» TASK STATEMENT
Pick every line from the data that holds the word "text".

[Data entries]
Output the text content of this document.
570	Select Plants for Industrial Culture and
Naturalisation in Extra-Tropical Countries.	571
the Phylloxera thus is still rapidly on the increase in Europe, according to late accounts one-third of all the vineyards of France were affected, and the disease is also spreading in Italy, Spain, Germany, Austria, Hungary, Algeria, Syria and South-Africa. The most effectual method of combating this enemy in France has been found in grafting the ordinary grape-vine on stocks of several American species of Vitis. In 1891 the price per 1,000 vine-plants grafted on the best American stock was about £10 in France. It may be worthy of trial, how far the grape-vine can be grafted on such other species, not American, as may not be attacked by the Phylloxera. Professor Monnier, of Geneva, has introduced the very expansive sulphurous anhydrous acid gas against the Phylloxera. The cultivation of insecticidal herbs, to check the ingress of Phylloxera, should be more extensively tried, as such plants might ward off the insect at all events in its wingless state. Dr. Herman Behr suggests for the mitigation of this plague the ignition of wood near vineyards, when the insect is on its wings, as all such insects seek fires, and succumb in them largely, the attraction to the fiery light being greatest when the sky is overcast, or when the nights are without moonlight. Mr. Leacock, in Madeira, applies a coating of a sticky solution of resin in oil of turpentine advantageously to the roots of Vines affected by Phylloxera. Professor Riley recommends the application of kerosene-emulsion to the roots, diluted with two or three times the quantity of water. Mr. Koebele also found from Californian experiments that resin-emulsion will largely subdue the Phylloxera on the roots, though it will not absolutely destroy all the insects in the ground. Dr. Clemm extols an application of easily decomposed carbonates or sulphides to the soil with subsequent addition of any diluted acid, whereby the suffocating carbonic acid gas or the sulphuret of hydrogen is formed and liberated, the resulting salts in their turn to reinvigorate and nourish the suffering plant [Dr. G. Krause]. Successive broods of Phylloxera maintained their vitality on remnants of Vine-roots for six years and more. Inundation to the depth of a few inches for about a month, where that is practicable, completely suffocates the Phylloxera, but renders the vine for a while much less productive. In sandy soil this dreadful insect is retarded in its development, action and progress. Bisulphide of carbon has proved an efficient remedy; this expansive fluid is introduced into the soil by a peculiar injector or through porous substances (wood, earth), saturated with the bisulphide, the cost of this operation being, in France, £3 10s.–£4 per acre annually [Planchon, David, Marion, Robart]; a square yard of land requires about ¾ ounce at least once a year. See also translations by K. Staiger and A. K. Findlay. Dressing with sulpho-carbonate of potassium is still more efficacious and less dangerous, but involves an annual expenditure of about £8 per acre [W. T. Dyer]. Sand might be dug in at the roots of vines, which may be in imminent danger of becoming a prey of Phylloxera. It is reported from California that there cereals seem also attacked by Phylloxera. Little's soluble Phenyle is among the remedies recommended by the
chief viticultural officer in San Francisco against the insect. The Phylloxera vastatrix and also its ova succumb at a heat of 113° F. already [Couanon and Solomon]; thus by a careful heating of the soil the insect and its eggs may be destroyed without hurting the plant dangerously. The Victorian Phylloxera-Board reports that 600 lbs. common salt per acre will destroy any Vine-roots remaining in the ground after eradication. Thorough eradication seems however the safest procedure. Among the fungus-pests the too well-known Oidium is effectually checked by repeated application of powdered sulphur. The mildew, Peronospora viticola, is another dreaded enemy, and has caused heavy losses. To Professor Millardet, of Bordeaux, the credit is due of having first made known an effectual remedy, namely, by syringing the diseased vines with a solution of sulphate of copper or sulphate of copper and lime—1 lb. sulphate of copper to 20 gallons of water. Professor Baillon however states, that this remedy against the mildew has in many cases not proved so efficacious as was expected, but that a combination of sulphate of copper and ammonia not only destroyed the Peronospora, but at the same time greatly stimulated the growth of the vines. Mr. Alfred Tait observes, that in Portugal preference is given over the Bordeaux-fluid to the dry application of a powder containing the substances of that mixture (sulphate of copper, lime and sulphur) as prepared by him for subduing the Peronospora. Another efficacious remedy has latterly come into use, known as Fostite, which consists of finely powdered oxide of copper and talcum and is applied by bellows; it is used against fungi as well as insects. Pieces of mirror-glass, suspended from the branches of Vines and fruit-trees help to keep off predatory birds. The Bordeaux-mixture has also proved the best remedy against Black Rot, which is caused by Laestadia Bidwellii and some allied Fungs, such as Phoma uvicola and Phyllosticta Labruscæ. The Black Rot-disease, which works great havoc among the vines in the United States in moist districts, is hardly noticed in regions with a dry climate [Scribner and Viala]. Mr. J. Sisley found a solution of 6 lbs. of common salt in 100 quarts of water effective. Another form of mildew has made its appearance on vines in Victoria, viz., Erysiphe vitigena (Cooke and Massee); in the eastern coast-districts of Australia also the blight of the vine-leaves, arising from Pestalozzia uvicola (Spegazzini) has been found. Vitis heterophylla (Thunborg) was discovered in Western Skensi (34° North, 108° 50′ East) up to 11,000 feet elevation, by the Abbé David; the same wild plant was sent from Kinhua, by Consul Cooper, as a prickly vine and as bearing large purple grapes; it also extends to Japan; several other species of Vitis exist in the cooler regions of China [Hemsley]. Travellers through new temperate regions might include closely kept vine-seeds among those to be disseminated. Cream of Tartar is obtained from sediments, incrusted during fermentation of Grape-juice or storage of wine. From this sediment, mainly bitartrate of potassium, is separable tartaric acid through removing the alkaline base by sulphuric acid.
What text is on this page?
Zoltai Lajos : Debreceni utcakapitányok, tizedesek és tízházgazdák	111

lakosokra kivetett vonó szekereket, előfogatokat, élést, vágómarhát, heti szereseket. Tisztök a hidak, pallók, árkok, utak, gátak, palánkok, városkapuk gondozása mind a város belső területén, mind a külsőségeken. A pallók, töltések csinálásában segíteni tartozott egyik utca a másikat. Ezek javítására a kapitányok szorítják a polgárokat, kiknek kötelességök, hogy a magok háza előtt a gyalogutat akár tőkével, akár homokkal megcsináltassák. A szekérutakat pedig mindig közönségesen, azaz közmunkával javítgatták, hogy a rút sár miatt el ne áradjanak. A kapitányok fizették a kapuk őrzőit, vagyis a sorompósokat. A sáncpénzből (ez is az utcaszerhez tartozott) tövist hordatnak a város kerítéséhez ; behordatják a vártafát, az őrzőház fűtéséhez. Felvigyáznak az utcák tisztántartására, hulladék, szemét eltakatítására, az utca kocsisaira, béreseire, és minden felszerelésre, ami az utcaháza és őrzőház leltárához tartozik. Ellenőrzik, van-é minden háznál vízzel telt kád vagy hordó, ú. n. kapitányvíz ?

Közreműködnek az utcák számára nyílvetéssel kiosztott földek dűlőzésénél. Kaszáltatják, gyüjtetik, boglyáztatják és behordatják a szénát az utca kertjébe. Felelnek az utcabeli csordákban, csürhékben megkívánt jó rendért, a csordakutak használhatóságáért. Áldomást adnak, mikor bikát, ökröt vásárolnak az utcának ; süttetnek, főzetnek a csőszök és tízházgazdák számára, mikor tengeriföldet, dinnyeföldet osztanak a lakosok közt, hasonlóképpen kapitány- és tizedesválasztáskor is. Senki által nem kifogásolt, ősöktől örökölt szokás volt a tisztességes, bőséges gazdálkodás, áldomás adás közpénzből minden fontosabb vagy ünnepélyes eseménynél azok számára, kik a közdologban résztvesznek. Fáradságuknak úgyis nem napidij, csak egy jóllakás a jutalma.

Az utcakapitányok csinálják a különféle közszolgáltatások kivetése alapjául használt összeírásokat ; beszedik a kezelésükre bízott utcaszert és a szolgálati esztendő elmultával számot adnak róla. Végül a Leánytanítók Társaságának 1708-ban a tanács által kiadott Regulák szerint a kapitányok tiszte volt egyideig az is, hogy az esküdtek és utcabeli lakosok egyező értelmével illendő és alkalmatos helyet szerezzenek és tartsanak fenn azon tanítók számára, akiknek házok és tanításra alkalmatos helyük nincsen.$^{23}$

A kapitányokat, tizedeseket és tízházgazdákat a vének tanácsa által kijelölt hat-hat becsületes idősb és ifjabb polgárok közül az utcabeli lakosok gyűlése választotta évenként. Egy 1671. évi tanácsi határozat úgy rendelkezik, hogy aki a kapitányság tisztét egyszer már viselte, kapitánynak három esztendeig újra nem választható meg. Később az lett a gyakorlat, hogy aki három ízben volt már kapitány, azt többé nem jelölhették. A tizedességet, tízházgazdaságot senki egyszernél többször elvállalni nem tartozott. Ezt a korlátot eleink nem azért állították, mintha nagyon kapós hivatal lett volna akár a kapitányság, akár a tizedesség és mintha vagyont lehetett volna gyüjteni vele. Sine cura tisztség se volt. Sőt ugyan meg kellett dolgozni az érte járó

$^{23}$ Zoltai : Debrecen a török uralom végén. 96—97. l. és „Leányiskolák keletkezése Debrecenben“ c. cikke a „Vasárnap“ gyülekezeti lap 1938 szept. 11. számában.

» TASK RESPONSE
Output the text content of this document.
What text is on this page?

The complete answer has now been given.